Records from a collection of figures

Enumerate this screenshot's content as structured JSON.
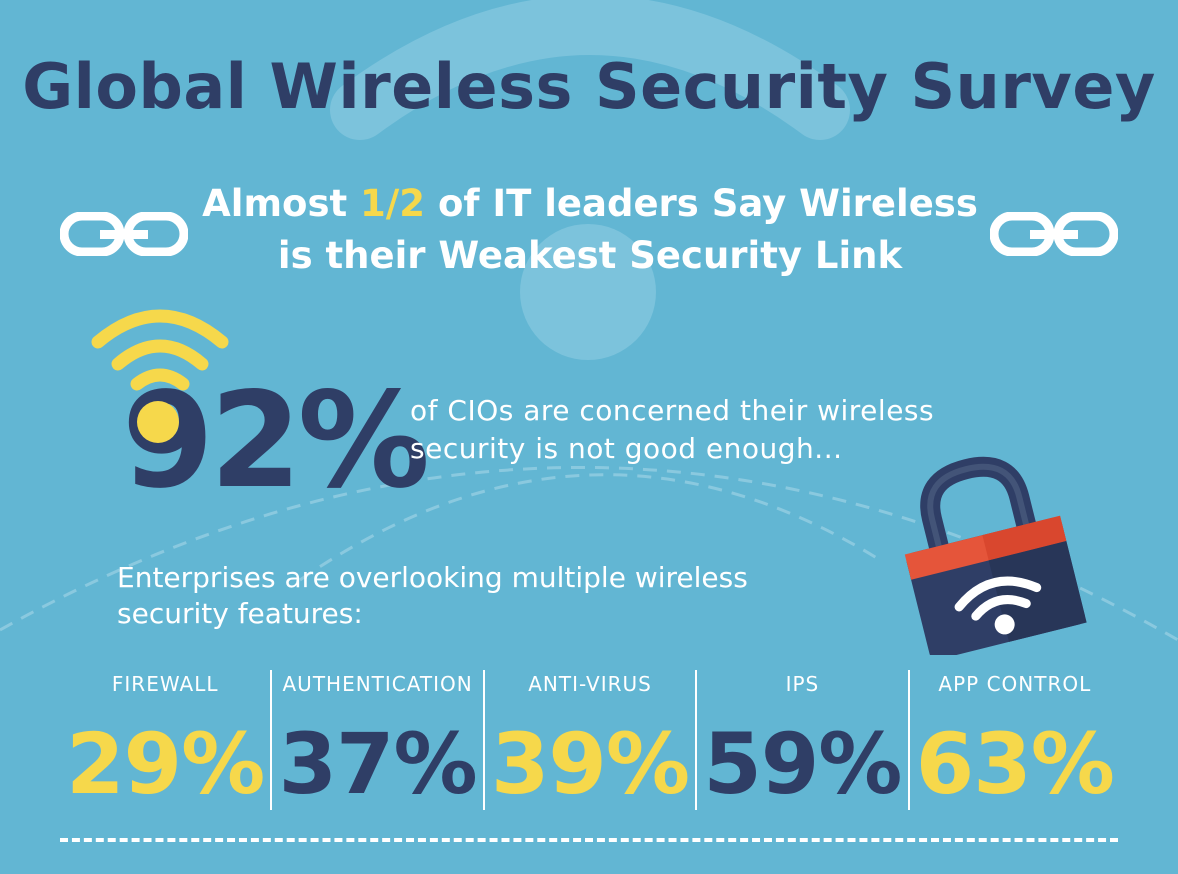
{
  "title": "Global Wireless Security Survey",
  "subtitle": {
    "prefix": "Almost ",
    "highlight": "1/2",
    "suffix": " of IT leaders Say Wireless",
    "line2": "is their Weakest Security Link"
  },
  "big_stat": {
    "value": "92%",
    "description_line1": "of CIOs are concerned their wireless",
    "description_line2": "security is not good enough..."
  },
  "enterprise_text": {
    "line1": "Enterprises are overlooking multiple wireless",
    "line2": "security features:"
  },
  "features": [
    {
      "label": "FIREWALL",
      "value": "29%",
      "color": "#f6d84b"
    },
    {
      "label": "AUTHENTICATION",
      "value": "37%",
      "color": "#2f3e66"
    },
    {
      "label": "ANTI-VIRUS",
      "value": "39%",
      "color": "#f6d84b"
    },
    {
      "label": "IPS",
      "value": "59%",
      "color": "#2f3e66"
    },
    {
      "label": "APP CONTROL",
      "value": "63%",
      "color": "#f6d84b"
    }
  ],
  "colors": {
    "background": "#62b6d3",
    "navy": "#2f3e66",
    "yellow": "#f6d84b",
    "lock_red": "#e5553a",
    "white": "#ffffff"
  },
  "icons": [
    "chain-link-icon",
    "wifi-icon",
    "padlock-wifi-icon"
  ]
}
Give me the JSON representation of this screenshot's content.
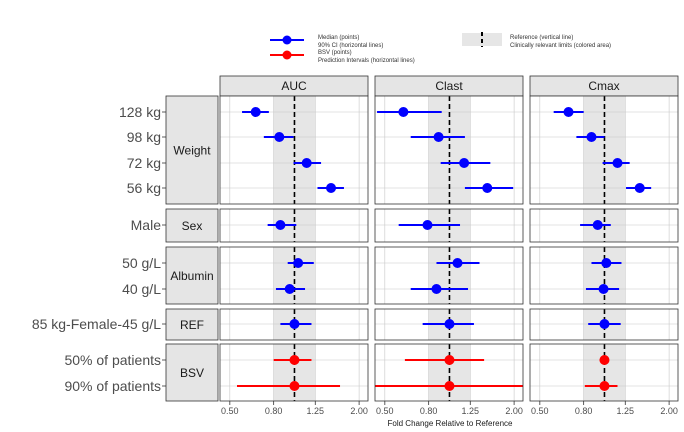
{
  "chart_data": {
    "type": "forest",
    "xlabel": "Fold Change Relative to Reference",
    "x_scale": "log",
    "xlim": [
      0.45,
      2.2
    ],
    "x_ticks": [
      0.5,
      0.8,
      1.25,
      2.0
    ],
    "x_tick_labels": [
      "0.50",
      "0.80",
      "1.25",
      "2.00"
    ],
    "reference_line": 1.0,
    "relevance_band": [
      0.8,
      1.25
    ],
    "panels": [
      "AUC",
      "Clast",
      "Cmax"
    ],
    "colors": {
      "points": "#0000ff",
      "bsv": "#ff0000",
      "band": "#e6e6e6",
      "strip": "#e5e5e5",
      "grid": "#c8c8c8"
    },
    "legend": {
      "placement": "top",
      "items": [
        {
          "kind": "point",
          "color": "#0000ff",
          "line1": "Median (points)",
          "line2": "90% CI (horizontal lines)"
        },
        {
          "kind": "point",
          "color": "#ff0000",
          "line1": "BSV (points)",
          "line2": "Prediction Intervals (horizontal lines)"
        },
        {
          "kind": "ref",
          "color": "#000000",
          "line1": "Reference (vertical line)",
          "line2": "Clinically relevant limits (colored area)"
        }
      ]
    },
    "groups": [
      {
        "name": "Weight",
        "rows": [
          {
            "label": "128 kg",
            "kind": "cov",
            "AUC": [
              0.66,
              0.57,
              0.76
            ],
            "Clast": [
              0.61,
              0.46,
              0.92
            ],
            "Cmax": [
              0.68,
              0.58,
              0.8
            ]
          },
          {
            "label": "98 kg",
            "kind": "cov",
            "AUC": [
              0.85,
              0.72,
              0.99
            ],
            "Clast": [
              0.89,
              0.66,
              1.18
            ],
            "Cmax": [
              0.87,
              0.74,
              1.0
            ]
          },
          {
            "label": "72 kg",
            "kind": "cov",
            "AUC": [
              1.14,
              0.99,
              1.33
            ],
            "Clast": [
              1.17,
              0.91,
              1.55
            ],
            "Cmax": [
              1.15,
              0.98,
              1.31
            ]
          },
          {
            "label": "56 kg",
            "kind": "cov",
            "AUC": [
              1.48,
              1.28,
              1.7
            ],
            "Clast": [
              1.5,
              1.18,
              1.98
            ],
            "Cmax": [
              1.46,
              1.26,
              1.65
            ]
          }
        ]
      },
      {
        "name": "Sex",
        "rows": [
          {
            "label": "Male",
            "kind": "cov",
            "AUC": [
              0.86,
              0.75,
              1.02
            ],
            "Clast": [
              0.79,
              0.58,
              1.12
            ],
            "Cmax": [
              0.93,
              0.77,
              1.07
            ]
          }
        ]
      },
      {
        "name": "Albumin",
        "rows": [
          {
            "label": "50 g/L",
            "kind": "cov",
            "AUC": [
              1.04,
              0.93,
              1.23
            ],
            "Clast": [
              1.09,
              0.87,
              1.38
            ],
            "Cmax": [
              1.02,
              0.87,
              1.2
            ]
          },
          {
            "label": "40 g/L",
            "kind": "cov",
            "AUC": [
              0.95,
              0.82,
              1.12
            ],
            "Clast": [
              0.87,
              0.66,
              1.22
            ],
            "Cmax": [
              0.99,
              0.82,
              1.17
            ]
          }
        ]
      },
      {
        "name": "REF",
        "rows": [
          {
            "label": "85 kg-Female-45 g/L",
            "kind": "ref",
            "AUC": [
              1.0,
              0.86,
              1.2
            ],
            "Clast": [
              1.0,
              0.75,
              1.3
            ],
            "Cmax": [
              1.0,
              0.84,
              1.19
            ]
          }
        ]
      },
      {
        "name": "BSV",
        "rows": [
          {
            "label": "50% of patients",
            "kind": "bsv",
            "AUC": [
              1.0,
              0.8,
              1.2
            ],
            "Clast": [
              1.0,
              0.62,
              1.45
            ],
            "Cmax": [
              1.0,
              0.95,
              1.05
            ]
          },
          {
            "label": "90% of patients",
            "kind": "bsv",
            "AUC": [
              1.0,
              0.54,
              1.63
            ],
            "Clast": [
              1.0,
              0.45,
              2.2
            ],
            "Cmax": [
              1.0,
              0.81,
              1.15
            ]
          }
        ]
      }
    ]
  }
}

* WHAT NEEDS TO BE DONE: Drop the images and transcribe the entries above exactly.

* OUTPUT FOR THIS EXERCISE:
Enumerate this screenshot's content as structured JSON.
{
  "title": "Global Wireless Security Survey",
  "subtitle": {
    "prefix": "Almost ",
    "highlight": "1/2",
    "suffix": " of IT leaders Say Wireless",
    "line2": "is their Weakest Security Link"
  },
  "big_stat": {
    "value": "92%",
    "description_line1": "of CIOs are concerned their wireless",
    "description_line2": "security is not good enough..."
  },
  "enterprise_text": {
    "line1": "Enterprises are overlooking multiple wireless",
    "line2": "security features:"
  },
  "features": [
    {
      "label": "FIREWALL",
      "value": "29%",
      "color": "#f6d84b"
    },
    {
      "label": "AUTHENTICATION",
      "value": "37%",
      "color": "#2f3e66"
    },
    {
      "label": "ANTI-VIRUS",
      "value": "39%",
      "color": "#f6d84b"
    },
    {
      "label": "IPS",
      "value": "59%",
      "color": "#2f3e66"
    },
    {
      "label": "APP CONTROL",
      "value": "63%",
      "color": "#f6d84b"
    }
  ],
  "colors": {
    "background": "#62b6d3",
    "navy": "#2f3e66",
    "yellow": "#f6d84b",
    "lock_red": "#e5553a",
    "white": "#ffffff"
  },
  "icons": [
    "chain-link-icon",
    "wifi-icon",
    "padlock-wifi-icon"
  ]
}
Give me the JSON representation of this screenshot's content.
{
  "chart_data": {
    "type": "forest",
    "xlabel": "Fold Change Relative to Reference",
    "x_scale": "log",
    "xlim": [
      0.45,
      2.2
    ],
    "x_ticks": [
      0.5,
      0.8,
      1.25,
      2.0
    ],
    "x_tick_labels": [
      "0.50",
      "0.80",
      "1.25",
      "2.00"
    ],
    "reference_line": 1.0,
    "relevance_band": [
      0.8,
      1.25
    ],
    "panels": [
      "AUC",
      "Clast",
      "Cmax"
    ],
    "colors": {
      "points": "#0000ff",
      "bsv": "#ff0000",
      "band": "#e6e6e6",
      "strip": "#e5e5e5",
      "grid": "#c8c8c8"
    },
    "legend": {
      "placement": "top",
      "items": [
        {
          "kind": "point",
          "color": "#0000ff",
          "line1": "Median (points)",
          "line2": "90% CI (horizontal lines)"
        },
        {
          "kind": "point",
          "color": "#ff0000",
          "line1": "BSV (points)",
          "line2": "Prediction Intervals (horizontal lines)"
        },
        {
          "kind": "ref",
          "color": "#000000",
          "line1": "Reference (vertical line)",
          "line2": "Clinically relevant limits (colored area)"
        }
      ]
    },
    "groups": [
      {
        "name": "Weight",
        "rows": [
          {
            "label": "128 kg",
            "kind": "cov",
            "AUC": [
              0.66,
              0.57,
              0.76
            ],
            "Clast": [
              0.61,
              0.46,
              0.92
            ],
            "Cmax": [
              0.68,
              0.58,
              0.8
            ]
          },
          {
            "label": "98 kg",
            "kind": "cov",
            "AUC": [
              0.85,
              0.72,
              0.99
            ],
            "Clast": [
              0.89,
              0.66,
              1.18
            ],
            "Cmax": [
              0.87,
              0.74,
              1.0
            ]
          },
          {
            "label": "72 kg",
            "kind": "cov",
            "AUC": [
              1.14,
              0.99,
              1.33
            ],
            "Clast": [
              1.17,
              0.91,
              1.55
            ],
            "Cmax": [
              1.15,
              0.98,
              1.31
            ]
          },
          {
            "label": "56 kg",
            "kind": "cov",
            "AUC": [
              1.48,
              1.28,
              1.7
            ],
            "Clast": [
              1.5,
              1.18,
              1.98
            ],
            "Cmax": [
              1.46,
              1.26,
              1.65
            ]
          }
        ]
      },
      {
        "name": "Sex",
        "rows": [
          {
            "label": "Male",
            "kind": "cov",
            "AUC": [
              0.86,
              0.75,
              1.02
            ],
            "Clast": [
              0.79,
              0.58,
              1.12
            ],
            "Cmax": [
              0.93,
              0.77,
              1.07
            ]
          }
        ]
      },
      {
        "name": "Albumin",
        "rows": [
          {
            "label": "50 g/L",
            "kind": "cov",
            "AUC": [
              1.04,
              0.93,
              1.23
            ],
            "Clast": [
              1.09,
              0.87,
              1.38
            ],
            "Cmax": [
              1.02,
              0.87,
              1.2
            ]
          },
          {
            "label": "40 g/L",
            "kind": "cov",
            "AUC": [
              0.95,
              0.82,
              1.12
            ],
            "Clast": [
              0.87,
              0.66,
              1.22
            ],
            "Cmax": [
              0.99,
              0.82,
              1.17
            ]
          }
        ]
      },
      {
        "name": "REF",
        "rows": [
          {
            "label": "85 kg-Female-45 g/L",
            "kind": "ref",
            "AUC": [
              1.0,
              0.86,
              1.2
            ],
            "Clast": [
              1.0,
              0.75,
              1.3
            ],
            "Cmax": [
              1.0,
              0.84,
              1.19
            ]
          }
        ]
      },
      {
        "name": "BSV",
        "rows": [
          {
            "label": "50% of patients",
            "kind": "bsv",
            "AUC": [
              1.0,
              0.8,
              1.2
            ],
            "Clast": [
              1.0,
              0.62,
              1.45
            ],
            "Cmax": [
              1.0,
              0.95,
              1.05
            ]
          },
          {
            "label": "90% of patients",
            "kind": "bsv",
            "AUC": [
              1.0,
              0.54,
              1.63
            ],
            "Clast": [
              1.0,
              0.45,
              2.2
            ],
            "Cmax": [
              1.0,
              0.81,
              1.15
            ]
          }
        ]
      }
    ]
  }
}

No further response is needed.